WRITTEN INSTRUCTION: Search the records that follow and extract every line containing the string "Current".
━━━━━ DATA FOR PROCESSING ━━━━━
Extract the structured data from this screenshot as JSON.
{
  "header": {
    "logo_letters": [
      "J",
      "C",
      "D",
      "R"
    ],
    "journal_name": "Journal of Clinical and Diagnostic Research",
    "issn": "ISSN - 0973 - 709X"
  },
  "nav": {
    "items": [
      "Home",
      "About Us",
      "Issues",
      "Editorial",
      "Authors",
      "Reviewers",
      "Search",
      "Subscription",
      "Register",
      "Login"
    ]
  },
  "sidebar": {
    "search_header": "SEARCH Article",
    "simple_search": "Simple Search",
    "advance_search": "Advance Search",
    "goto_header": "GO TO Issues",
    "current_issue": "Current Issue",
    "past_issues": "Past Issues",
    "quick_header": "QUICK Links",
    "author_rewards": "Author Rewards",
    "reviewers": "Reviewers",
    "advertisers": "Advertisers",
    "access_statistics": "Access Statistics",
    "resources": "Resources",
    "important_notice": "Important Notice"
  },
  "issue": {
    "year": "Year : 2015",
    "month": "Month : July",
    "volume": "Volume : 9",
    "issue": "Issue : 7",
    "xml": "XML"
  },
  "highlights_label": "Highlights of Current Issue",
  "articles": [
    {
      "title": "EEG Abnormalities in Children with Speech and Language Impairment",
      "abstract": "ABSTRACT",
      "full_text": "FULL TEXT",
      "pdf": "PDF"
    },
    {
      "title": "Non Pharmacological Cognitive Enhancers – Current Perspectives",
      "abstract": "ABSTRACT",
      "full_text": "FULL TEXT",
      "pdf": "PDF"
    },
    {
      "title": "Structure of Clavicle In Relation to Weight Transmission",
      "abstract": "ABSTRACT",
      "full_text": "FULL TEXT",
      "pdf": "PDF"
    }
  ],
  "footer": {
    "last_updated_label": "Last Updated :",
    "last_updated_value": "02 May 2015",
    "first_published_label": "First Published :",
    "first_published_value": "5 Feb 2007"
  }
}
━━━━━
RESULT FOR THIS TASK:
    "current_issue": "Current Issue",
  "highlights_label": "Highlights of Current Issue",
      "title": "Non Pharmacological Cognitive Enhancers – Current Perspectives",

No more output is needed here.